Stored entries:
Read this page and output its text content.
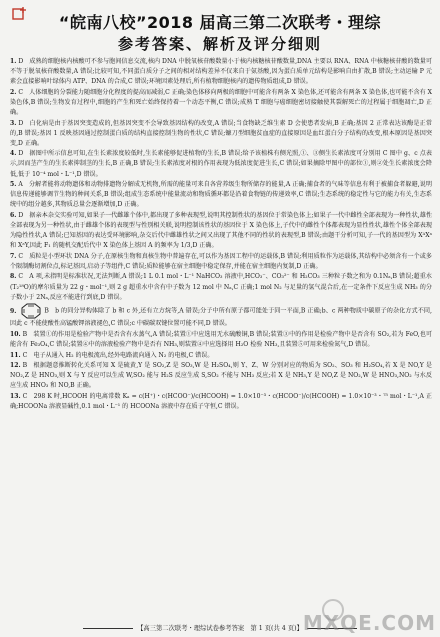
“皖南八校”2018 届高三第二次联考・理综
参考答案、解析及评分细则
1. D　成熟的细胞核内核酸可不参与胞间信息交流,核内 DNA 中脱氧核苷酸数量小于核内核糖核苷酸数量,DNA 主要以 RNA、RNA 中核糖核苷酸的数量可不等于脱氧核苷酸数量,A 错误;比较可知,不同蛋白质分子之间的相对结构差异不仅来自于氨基酸,因为蛋白质单元结构是影响自由扩散,B 错误;主动运输 P 元素会直接影响叶绿体内 ATP、DNA 的合成,C 错误;环境因素处理后,所有植物细胞核内的遗传物质组成,D 错误。
2. C　人体细胞的分裂能力随细胞分化程度的提高而减弱,C 正确;染色体移向两极的细胞中可能含有两条 X 染色体,还可能含有两条 X 染色体,也可能不含有 X 染色体,B 错误;生物发育过程中,细胞的产生和死亡始终保持着一个动态平衡,C 错误;成熟 T 细胞与癌细胞密切接触使其裂解死亡的过程属于细胞凋亡,D 正确。
3. D　白化病是由于基因突变造成的,但基因突变不会导致基因结构的改变,A 错误;当食物缺乏维生素 D 会使患者发病,B 正确;基因 2 正常表达该酶是正常的,B 错误;基因 1 反映基因通过控制蛋白质的结构直接控制生物的性状,C 错误;镰刀型细胞贫血症的直接原因是血红蛋白分子结构的改变,根本原因是基因突变,D 正确。
4. D　据图中所示信息可知,在生长素浓度较低时,生长素能够促进植物的生长,B 错误;给予该植株有侧光照,①、③侧生长素浓度可分别用 C 图中 g、c 点表示,因而茎产生的生长素抑制茎的生长,B 正确,B 错误;生长素浓度对根的作用表现为低浓度促进生长,C 错误;如果摘除甲图中的部位①,则②处生长素浓度会降低,低于 10⁻⁴ mol・L⁻¹,D 错误。
5. A　分解者能将动物遗体和动物排遗物分解成无机物,所需的能量可来自各营养级生物所储存的能量,A 正确;捕食者的气味等信息有利于被捕食者躲避,说明信息传递能够调节生物的种间关系,B 错误;组成生态系统中能量流动和物质循环都是沿着食物链的传递效率,C 错误;生态系统的稳定性与它的能力有关,生态系统中的组分越多,其物质总量会逐渐增加,D 正确。
6. D　据亲本杂交实验可知,如果子一代雌雄个体中,都出现了多种表现型,说明其控制性状的基因位于常染色体上;如果子一代中雌性全部表现为一种性状,雄性全部表现为另一种性状,由于雌雄个体的表现型与性别相关联,说明控制该性状的基因位于 X 染色体上,子代中的雌性个体都表现为显性性状,雄性个体全部表现为隐性性状,A 错误;已知基因的表达受环境影响,杂交后代中雌雄性状之间又出现了其他不同的性状的表现型,B 错误;由题干分析可知,子一代的基因型为 XᴬXᵃ 和 XᵃY,因此 F₁ 的随机交配后代中 X 染色体上基因 A 的频率为 1/3,D 正确。
7. C　质粒是小型环状 DNA 分子,在原核生物和真核生物中普遍存在,可以作为基因工程中的运载体,B 错误;利用质粒作为运载体,其结构中必须含有一个或多个限制酶切割位点,标记基因,启动子等组件,C 错误;质粒能够在宿主细胞中稳定保存,并能在宿主细胞内复制,D 正确。
8. C　A 项,未指明是标准状况,无法判断,A 错误;1 L 0.1 mol・L⁻¹ NaHCO₃ 溶液中,HCO₃⁻、CO₃²⁻ 和 H₂CO₃ 三种粒子数之和为 0.1Nₐ,B 错误;超重水(T₂¹⁸O)的摩尔质量为 22 g・mol⁻¹,则 2 g 超重水中含有中子数为 12 mol 中 Nₐ,C 正确;1 mol N₂ 与足量的氢气混合后,在一定条件下反应生成 NH₃ 的分子数小于 2Nₐ,反应不能进行到底,D 错误。
9.	B　b 的同分异构体除了 b 和 c 外,还有立方烷等,A 错误;分子中所有原子都可能处于同一平面,B 正确;b、c 两种物质中碳原子的杂化方式不同,因此 c 不能使酸性高锰酸钾溶液褪色,C 错误;c 中碳碳双键位置可能不同,D 错误。
10. B　装置①的作用是检验产物中是否含有水蒸气,A 错误;装置①中应选用无水硫酸铜,B 错误;装置③中的作用是检验产物中是否含有 SO₂,若为 FeO,也可能含有 Fe₃O₄,C 错误;装置④中的溶液检验产物中是否有 NH₃,则装置④中应选择用 H₂O 检验 NH₃,且装置⑤可用来检验氮气,D 错误。
11. C　电子从通入 H₂ 的电极流出,经外电路流向通入 N₂ 的电极,C 错误。
12. B　根据题意推断转化关系可知 X 是硫黄,Y 是 SO₂,Z 是 SO₃,W 是 H₂SO₄,则 Y、Z、W 分别对应的物质为 SO₂、SO₃ 和 H₂SO₄,若 X 是 NO,Y 是 NO₂,Z 是 HNO₃,则 X 与 Y 反应可以生成 W,SO₂ 能与 H₂S 反应生成 S,SO₂ 不能与 NH₃ 反应;若 X 是 NH₃,Y 是 NO,Z 是 NO₂,W 是 HNO₃,NO₂ 与水反应生成 HNO₃ 和 NO,B 正确。
13. C　298 K 时,HCOOH 的电离常数 Kₐ = c(H⁺)・c(HCOO⁻)/c(HCOOH) = 1.0×10⁻³・c(HCOO⁻)/c(HCOOH) = 1.0×10⁻³・⁷⁵ mol・L⁻¹,A 正确;HCOONa 溶液显碱性,0.1 mol・L⁻¹ 的 HCOONa 溶液中存在质子守恒,C 错误。
【高三第二次联考・理综试卷参考答案　第 1 页(共 4 页)】 MXQE.COM
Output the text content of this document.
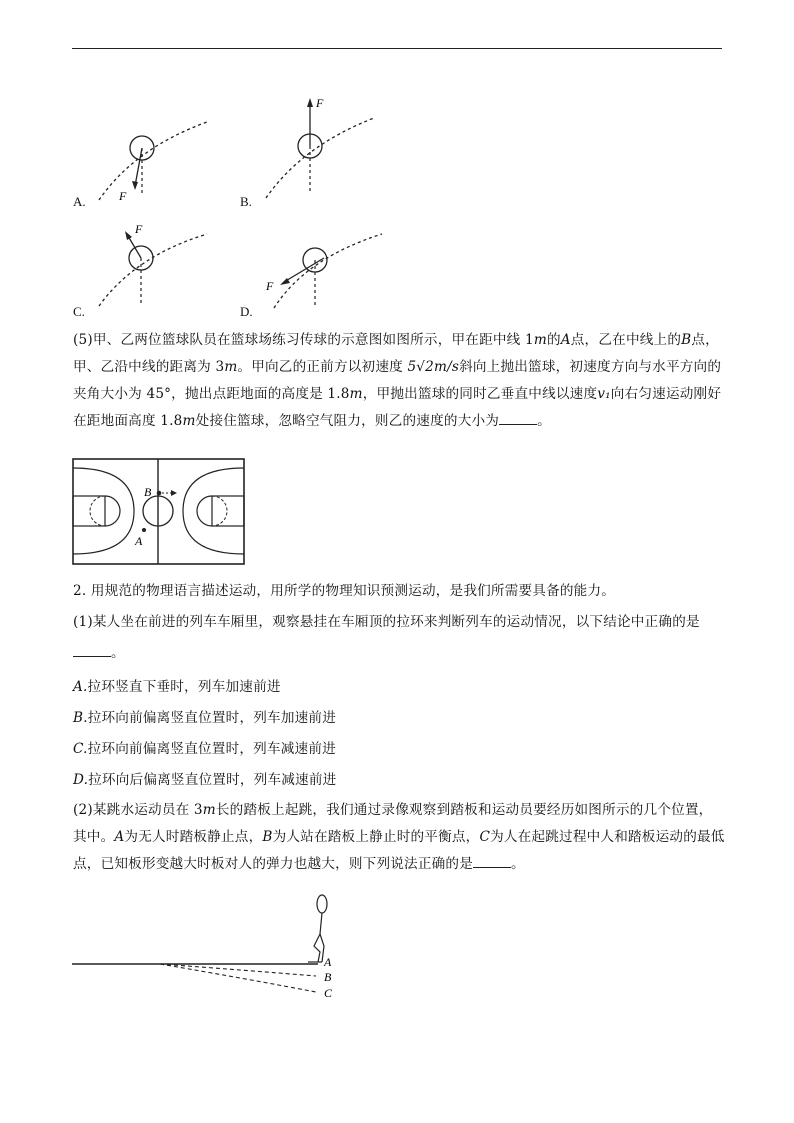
F
A.
F
B.
F
C.
F
D.
(5)甲、乙两位篮球队员在篮球场练习传球的示意图如图所示，甲在距中线 1m的A点，乙在中线上的B点，
甲、乙沿中线的距离为 3m。甲向乙的正前方以初速度 5√2m/s斜向上抛出篮球，初速度方向与水平方向的
夹角大小为 45°，抛出点距地面的高度是 1.8m，甲抛出篮球的同时乙垂直中线以速度v₁向右匀速运动刚好
在距地面高度 1.8m处接住篮球，忽略空气阻力，则乙的速度的大小为	。
B
A
2. 用规范的物理语言描述运动，用所学的物理知识预测运动，是我们所需要具备的能力。
(1)某人坐在前进的列车车厢里，观察悬挂在车厢顶的拉环来判断列车的运动情况，以下结论中正确的是
。
A.拉环竖直下垂时，列车加速前进
B.拉环向前偏离竖直位置时，列车加速前进
C.拉环向前偏离竖直位置时，列车减速前进
D.拉环向后偏离竖直位置时，列车减速前进
(2)某跳水运动员在 3m长的踏板上起跳，我们通过录像观察到踏板和运动员要经历如图所示的几个位置，
其中。A为无人时踏板静止点，B为人站在踏板上静止时的平衡点，C为人在起跳过程中人和踏板运动的最低
点，已知板形变越大时板对人的弹力也越大，则下列说法正确的是	。
A
B
C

EXERCISE AIM:
Your task is to return the entries above exactly, with no pictures.

SOLUTION FOR THIS PROBLEM:
Read this page and output its text content.
“皖南八校”2018 届高三第二次联考・理综
参考答案、解析及评分细则
1. D　成熟的细胞核内核酸可不参与胞间信息交流,核内 DNA 中脱氧核苷酸数量小于核内核糖核苷酸数量,DNA 主要以 RNA、RNA 中核糖核苷酸的数量可不等于脱氧核苷酸数量,A 错误;比较可知,不同蛋白质分子之间的相对结构差异不仅来自于氨基酸,因为蛋白质单元结构是影响自由扩散,B 错误;主动运输 P 元素会直接影响叶绿体内 ATP、DNA 的合成,C 错误;环境因素处理后,所有植物细胞核内的遗传物质组成,D 错误。
2. C　人体细胞的分裂能力随细胞分化程度的提高而减弱,C 正确;染色体移向两极的细胞中可能含有两条 X 染色体,还可能含有两条 X 染色体,也可能不含有 X 染色体,B 错误;生物发育过程中,细胞的产生和死亡始终保持着一个动态平衡,C 错误;成熟 T 细胞与癌细胞密切接触使其裂解死亡的过程属于细胞凋亡,D 正确。
3. D　白化病是由于基因突变造成的,但基因突变不会导致基因结构的改变,A 错误;当食物缺乏维生素 D 会使患者发病,B 正确;基因 2 正常表达该酶是正常的,B 错误;基因 1 反映基因通过控制蛋白质的结构直接控制生物的性状,C 错误;镰刀型细胞贫血症的直接原因是血红蛋白分子结构的改变,根本原因是基因突变,D 正确。
4. D　据图中所示信息可知,在生长素浓度较低时,生长素能够促进植物的生长,B 错误;给予该植株有侧光照,①、③侧生长素浓度可分别用 C 图中 g、c 点表示,因而茎产生的生长素抑制茎的生长,B 正确,B 错误;生长素浓度对根的作用表现为低浓度促进生长,C 错误;如果摘除甲图中的部位①,则②处生长素浓度会降低,低于 10⁻⁴ mol・L⁻¹,D 错误。
5. A　分解者能将动物遗体和动物排遗物分解成无机物,所需的能量可来自各营养级生物所储存的能量,A 正确;捕食者的气味等信息有利于被捕食者躲避,说明信息传递能够调节生物的种间关系,B 错误;组成生态系统中能量流动和物质循环都是沿着食物链的传递效率,C 错误;生态系统的稳定性与它的能力有关,生态系统中的组分越多,其物质总量会逐渐增加,D 正确。
6. D　据亲本杂交实验可知,如果子一代雌雄个体中,都出现了多种表现型,说明其控制性状的基因位于常染色体上;如果子一代中雌性全部表现为一种性状,雄性全部表现为另一种性状,由于雌雄个体的表现型与性别相关联,说明控制该性状的基因位于 X 染色体上,子代中的雌性个体都表现为显性性状,雄性个体全部表现为隐性性状,A 错误;已知基因的表达受环境影响,杂交后代中雌雄性状之间又出现了其他不同的性状的表现型,B 错误;由题干分析可知,子一代的基因型为 XᴬXᵃ 和 XᵃY,因此 F₁ 的随机交配后代中 X 染色体上基因 A 的频率为 1/3,D 正确。
7. C　质粒是小型环状 DNA 分子,在原核生物和真核生物中普遍存在,可以作为基因工程中的运载体,B 错误;利用质粒作为运载体,其结构中必须含有一个或多个限制酶切割位点,标记基因,启动子等组件,C 错误;质粒能够在宿主细胞中稳定保存,并能在宿主细胞内复制,D 正确。
8. C　A 项,未指明是标准状况,无法判断,A 错误;1 L 0.1 mol・L⁻¹ NaHCO₃ 溶液中,HCO₃⁻、CO₃²⁻ 和 H₂CO₃ 三种粒子数之和为 0.1Nₐ,B 错误;超重水(T₂¹⁸O)的摩尔质量为 22 g・mol⁻¹,则 2 g 超重水中含有中子数为 12 mol 中 Nₐ,C 正确;1 mol N₂ 与足量的氢气混合后,在一定条件下反应生成 NH₃ 的分子数小于 2Nₐ,反应不能进行到底,D 错误。
9.	B　b 的同分异构体除了 b 和 c 外,还有立方烷等,A 错误;分子中所有原子都可能处于同一平面,B 正确;b、c 两种物质中碳原子的杂化方式不同,因此 c 不能使酸性高锰酸钾溶液褪色,C 错误;c 中碳碳双键位置可能不同,D 错误。
10. B　装置①的作用是检验产物中是否含有水蒸气,A 错误;装置①中应选用无水硫酸铜,B 错误;装置③中的作用是检验产物中是否含有 SO₂,若为 FeO,也可能含有 Fe₃O₄,C 错误;装置④中的溶液检验产物中是否有 NH₃,则装置④中应选择用 H₂O 检验 NH₃,且装置⑤可用来检验氮气,D 错误。
11. C　电子从通入 H₂ 的电极流出,经外电路流向通入 N₂ 的电极,C 错误。
12. B　根据题意推断转化关系可知 X 是硫黄,Y 是 SO₂,Z 是 SO₃,W 是 H₂SO₄,则 Y、Z、W 分别对应的物质为 SO₂、SO₃ 和 H₂SO₄,若 X 是 NO,Y 是 NO₂,Z 是 HNO₃,则 X 与 Y 反应可以生成 W,SO₂ 能与 H₂S 反应生成 S,SO₂ 不能与 NH₃ 反应;若 X 是 NH₃,Y 是 NO,Z 是 NO₂,W 是 HNO₃,NO₂ 与水反应生成 HNO₃ 和 NO,B 正确。
13. C　298 K 时,HCOOH 的电离常数 Kₐ = c(H⁺)・c(HCOO⁻)/c(HCOOH) = 1.0×10⁻³・c(HCOO⁻)/c(HCOOH) = 1.0×10⁻³・⁷⁵ mol・L⁻¹,A 正确;HCOONa 溶液显碱性,0.1 mol・L⁻¹ 的 HCOONa 溶液中存在质子守恒,C 错误。
【高三第二次联考・理综试卷参考答案　第 1 页(共 4 页)】 MXQE.COM
Output the text content of this document.
F
A.
F
B.
F
C.
F
D.
(5)甲、乙两位篮球队员在篮球场练习传球的示意图如图所示，甲在距中线 1m的A点，乙在中线上的B点，
甲、乙沿中线的距离为 3m。甲向乙的正前方以初速度 5√2m/s斜向上抛出篮球，初速度方向与水平方向的
夹角大小为 45°，抛出点距地面的高度是 1.8m，甲抛出篮球的同时乙垂直中线以速度v₁向右匀速运动刚好
在距地面高度 1.8m处接住篮球，忽略空气阻力，则乙的速度的大小为	。
B
A
2. 用规范的物理语言描述运动，用所学的物理知识预测运动，是我们所需要具备的能力。
(1)某人坐在前进的列车车厢里，观察悬挂在车厢顶的拉环来判断列车的运动情况，以下结论中正确的是
。
A.拉环竖直下垂时，列车加速前进
B.拉环向前偏离竖直位置时，列车加速前进
C.拉环向前偏离竖直位置时，列车减速前进
D.拉环向后偏离竖直位置时，列车减速前进
(2)某跳水运动员在 3m长的踏板上起跳，我们通过录像观察到踏板和运动员要经历如图所示的几个位置，
其中。A为无人时踏板静止点，B为人站在踏板上静止时的平衡点，C为人在起跳过程中人和踏板运动的最低
点，已知板形变越大时板对人的弹力也越大，则下列说法正确的是	。
A
B
C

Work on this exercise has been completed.